**OBJECTIVE**
Please retype the following lines word for word, with nothing added or left out.

**DATA TO USE**
=======
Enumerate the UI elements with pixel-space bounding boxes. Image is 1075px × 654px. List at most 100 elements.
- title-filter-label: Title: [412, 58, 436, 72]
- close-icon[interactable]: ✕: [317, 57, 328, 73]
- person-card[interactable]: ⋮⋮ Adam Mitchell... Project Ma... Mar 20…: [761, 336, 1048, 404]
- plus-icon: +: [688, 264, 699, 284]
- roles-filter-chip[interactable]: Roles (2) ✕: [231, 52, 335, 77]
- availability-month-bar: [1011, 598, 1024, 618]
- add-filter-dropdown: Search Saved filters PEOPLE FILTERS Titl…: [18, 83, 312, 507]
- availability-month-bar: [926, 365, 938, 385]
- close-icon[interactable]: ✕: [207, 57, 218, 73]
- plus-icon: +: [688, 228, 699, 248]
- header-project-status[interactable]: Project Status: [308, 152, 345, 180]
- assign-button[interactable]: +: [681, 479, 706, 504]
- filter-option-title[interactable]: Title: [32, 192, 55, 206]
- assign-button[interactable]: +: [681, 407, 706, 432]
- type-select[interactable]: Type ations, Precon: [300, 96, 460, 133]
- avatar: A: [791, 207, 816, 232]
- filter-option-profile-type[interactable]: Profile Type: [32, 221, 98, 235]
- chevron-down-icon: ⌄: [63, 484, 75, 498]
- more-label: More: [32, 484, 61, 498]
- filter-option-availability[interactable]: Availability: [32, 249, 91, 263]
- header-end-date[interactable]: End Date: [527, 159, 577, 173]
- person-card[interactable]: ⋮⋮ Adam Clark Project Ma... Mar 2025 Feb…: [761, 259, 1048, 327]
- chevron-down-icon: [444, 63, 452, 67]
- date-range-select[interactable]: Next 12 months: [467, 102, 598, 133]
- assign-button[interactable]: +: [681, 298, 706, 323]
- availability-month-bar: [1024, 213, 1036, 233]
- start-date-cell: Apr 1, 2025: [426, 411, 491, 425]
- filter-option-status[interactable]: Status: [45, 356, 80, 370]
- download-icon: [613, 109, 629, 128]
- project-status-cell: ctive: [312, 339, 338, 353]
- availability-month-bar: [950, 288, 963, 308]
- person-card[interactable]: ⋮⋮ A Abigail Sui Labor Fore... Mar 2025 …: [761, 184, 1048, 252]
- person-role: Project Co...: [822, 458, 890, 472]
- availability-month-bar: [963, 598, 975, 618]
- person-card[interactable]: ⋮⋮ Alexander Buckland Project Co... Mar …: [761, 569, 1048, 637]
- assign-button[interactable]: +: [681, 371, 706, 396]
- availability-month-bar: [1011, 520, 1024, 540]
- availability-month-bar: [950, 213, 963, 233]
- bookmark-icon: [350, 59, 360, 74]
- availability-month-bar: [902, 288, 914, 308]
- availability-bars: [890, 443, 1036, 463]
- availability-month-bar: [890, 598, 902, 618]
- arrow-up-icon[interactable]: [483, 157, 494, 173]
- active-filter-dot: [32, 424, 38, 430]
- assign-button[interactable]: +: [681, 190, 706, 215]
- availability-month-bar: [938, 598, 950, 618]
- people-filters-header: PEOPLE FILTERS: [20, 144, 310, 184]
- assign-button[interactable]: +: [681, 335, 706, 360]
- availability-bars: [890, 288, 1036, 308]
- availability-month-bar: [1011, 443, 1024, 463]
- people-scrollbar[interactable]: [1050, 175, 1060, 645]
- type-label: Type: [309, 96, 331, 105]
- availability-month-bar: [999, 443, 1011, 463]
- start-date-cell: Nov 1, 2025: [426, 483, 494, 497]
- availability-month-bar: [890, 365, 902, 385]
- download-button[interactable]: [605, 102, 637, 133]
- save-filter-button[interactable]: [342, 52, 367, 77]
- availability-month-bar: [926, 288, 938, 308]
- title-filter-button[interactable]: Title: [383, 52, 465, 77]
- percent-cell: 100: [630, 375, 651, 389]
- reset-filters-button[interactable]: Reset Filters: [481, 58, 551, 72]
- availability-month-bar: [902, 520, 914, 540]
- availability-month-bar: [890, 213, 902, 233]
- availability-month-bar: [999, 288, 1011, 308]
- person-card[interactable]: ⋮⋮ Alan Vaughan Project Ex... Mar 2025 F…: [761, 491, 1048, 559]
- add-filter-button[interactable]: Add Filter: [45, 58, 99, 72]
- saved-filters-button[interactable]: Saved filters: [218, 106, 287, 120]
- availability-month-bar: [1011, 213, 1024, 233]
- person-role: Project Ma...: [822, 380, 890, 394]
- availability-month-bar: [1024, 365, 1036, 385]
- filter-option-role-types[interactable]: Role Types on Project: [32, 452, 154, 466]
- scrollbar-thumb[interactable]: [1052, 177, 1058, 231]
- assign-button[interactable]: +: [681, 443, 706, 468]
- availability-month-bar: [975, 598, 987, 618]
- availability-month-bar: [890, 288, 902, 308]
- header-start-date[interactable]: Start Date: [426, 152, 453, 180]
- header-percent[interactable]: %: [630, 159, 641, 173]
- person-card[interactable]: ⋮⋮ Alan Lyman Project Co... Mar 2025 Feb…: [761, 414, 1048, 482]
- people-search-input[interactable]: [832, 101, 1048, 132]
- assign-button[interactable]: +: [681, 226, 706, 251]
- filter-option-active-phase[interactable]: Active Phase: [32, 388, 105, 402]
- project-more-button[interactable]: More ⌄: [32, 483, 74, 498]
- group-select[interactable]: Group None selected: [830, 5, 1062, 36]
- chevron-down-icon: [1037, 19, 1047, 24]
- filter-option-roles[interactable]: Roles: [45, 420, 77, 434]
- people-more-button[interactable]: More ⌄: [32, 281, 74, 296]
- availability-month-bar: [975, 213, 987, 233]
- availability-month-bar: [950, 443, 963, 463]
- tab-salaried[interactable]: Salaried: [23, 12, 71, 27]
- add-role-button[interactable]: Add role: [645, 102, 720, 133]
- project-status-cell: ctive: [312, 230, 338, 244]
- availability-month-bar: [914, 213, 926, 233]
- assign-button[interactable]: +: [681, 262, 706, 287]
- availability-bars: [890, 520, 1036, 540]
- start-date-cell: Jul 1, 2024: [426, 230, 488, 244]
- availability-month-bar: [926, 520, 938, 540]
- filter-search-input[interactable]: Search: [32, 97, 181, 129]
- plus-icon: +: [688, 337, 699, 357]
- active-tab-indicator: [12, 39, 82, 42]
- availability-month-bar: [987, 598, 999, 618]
=======
**TASK OUTPUT**
Enumerate the UI elements with pixel-space bounding boxes. Image is 1075px × 654px. List at most 100 elements.
- title-filter-label: Title: [412, 58, 436, 72]
- close-icon[interactable]: ✕: [317, 57, 328, 73]
- person-card[interactable]: ⋮⋮ Adam Mitchell... Project Ma... Mar 20…: [761, 336, 1048, 404]
- plus-icon: +: [688, 264, 699, 284]
- roles-filter-chip[interactable]: Roles (2) ✕: [231, 52, 335, 77]
- availability-month-bar: [1011, 598, 1024, 618]
- add-filter-dropdown: Search Saved filters PEOPLE FILTERS Titl…: [18, 83, 312, 507]
- availability-month-bar: [926, 365, 938, 385]
- close-icon[interactable]: ✕: [207, 57, 218, 73]
- plus-icon: +: [688, 228, 699, 248]
- header-project-status[interactable]: Project Status: [308, 152, 345, 180]
- assign-button[interactable]: +: [681, 479, 706, 504]
- filter-option-title[interactable]: Title: [32, 192, 55, 206]
- assign-button[interactable]: +: [681, 407, 706, 432]
- type-select[interactable]: Type ations, Precon: [300, 96, 460, 133]
- avatar: A: [791, 207, 816, 232]
- filter-option-profile-type[interactable]: Profile Type: [32, 221, 98, 235]
- chevron-down-icon: ⌄: [63, 484, 75, 498]
- more-label: More: [32, 484, 61, 498]
- filter-option-availability[interactable]: Availability: [32, 249, 91, 263]
- header-end-date[interactable]: End Date: [527, 159, 577, 173]
- person-card[interactable]: ⋮⋮ Adam Clark Project Ma... Mar 2025 Feb…: [761, 259, 1048, 327]
- chevron-down-icon: [444, 63, 452, 67]
- date-range-select[interactable]: Next 12 months: [467, 102, 598, 133]
- assign-button[interactable]: +: [681, 298, 706, 323]
- availability-month-bar: [1024, 213, 1036, 233]
- start-date-cell: Apr 1, 2025: [426, 411, 491, 425]
- filter-option-status[interactable]: Status: [45, 356, 80, 370]
- download-icon: [613, 109, 629, 128]
- project-status-cell: ctive: [312, 339, 338, 353]
- availability-month-bar: [950, 288, 963, 308]
- person-card[interactable]: ⋮⋮ A Abigail Sui Labor Fore... Mar 2025 …: [761, 184, 1048, 252]
- person-role: Project Co...: [822, 458, 890, 472]
- availability-month-bar: [963, 598, 975, 618]
- person-card[interactable]: ⋮⋮ Alexander Buckland Project Co... Mar …: [761, 569, 1048, 637]
- assign-button[interactable]: +: [681, 371, 706, 396]
- availability-month-bar: [1011, 520, 1024, 540]
- availability-month-bar: [950, 213, 963, 233]
- bookmark-icon: [350, 59, 360, 74]
- availability-month-bar: [902, 288, 914, 308]
- availability-bars: [890, 443, 1036, 463]
- availability-month-bar: [890, 598, 902, 618]
- arrow-up-icon[interactable]: [483, 157, 494, 173]
- active-filter-dot: [32, 424, 38, 430]
- assign-button[interactable]: +: [681, 190, 706, 215]
- availability-month-bar: [938, 598, 950, 618]
- people-filters-header: PEOPLE FILTERS: [20, 144, 310, 184]
- assign-button[interactable]: +: [681, 335, 706, 360]
- availability-bars: [890, 288, 1036, 308]
- availability-month-bar: [1011, 443, 1024, 463]
- people-scrollbar[interactable]: [1050, 175, 1060, 645]
- type-label: Type: [309, 96, 331, 105]
- availability-month-bar: [999, 443, 1011, 463]
- start-date-cell: Nov 1, 2025: [426, 483, 494, 497]
- availability-month-bar: [890, 365, 902, 385]
- download-button[interactable]: [605, 102, 637, 133]
- save-filter-button[interactable]: [342, 52, 367, 77]
- availability-month-bar: [926, 288, 938, 308]
- title-filter-button[interactable]: Title: [383, 52, 465, 77]
- percent-cell: 100: [630, 375, 651, 389]
- reset-filters-button[interactable]: Reset Filters: [481, 58, 551, 72]
- availability-month-bar: [902, 520, 914, 540]
- availability-month-bar: [890, 213, 902, 233]
- availability-month-bar: [999, 288, 1011, 308]
- person-card[interactable]: ⋮⋮ Alan Vaughan Project Ex... Mar 2025 F…: [761, 491, 1048, 559]
- add-filter-button[interactable]: Add Filter: [45, 58, 99, 72]
- saved-filters-button[interactable]: Saved filters: [218, 106, 287, 120]
- availability-month-bar: [1011, 213, 1024, 233]
- person-role: Project Ma...: [822, 380, 890, 394]
- availability-month-bar: [1024, 365, 1036, 385]
- filter-option-role-types[interactable]: Role Types on Project: [32, 452, 154, 466]
- scrollbar-thumb[interactable]: [1052, 177, 1058, 231]
- assign-button[interactable]: +: [681, 443, 706, 468]
- availability-month-bar: [975, 598, 987, 618]
- availability-month-bar: [890, 288, 902, 308]
- header-start-date[interactable]: Start Date: [426, 152, 453, 180]
- header-percent[interactable]: %: [630, 159, 641, 173]
- person-card[interactable]: ⋮⋮ Alan Lyman Project Co... Mar 2025 Feb…: [761, 414, 1048, 482]
- people-search-input[interactable]: [832, 101, 1048, 132]
- assign-button[interactable]: +: [681, 226, 706, 251]
- filter-option-active-phase[interactable]: Active Phase: [32, 388, 105, 402]
- project-more-button[interactable]: More ⌄: [32, 483, 74, 498]
- group-select[interactable]: Group None selected: [830, 5, 1062, 36]
- chevron-down-icon: [1037, 19, 1047, 24]
- filter-option-roles[interactable]: Roles: [45, 420, 77, 434]
- people-more-button[interactable]: More ⌄: [32, 281, 74, 296]
- availability-month-bar: [975, 213, 987, 233]
- availability-month-bar: [950, 443, 963, 463]
- tab-salaried[interactable]: Salaried: [23, 12, 71, 27]
- add-role-button[interactable]: Add role: [645, 102, 720, 133]
- project-status-cell: ctive: [312, 230, 338, 244]
- availability-month-bar: [914, 213, 926, 233]
- assign-button[interactable]: +: [681, 262, 706, 287]
- availability-bars: [890, 520, 1036, 540]
- start-date-cell: Jul 1, 2024: [426, 230, 488, 244]
- availability-month-bar: [926, 520, 938, 540]
- filter-search-input[interactable]: Search: [32, 97, 181, 129]
- plus-icon: +: [688, 337, 699, 357]
- active-tab-indicator: [12, 39, 82, 42]
- availability-month-bar: [987, 598, 999, 618]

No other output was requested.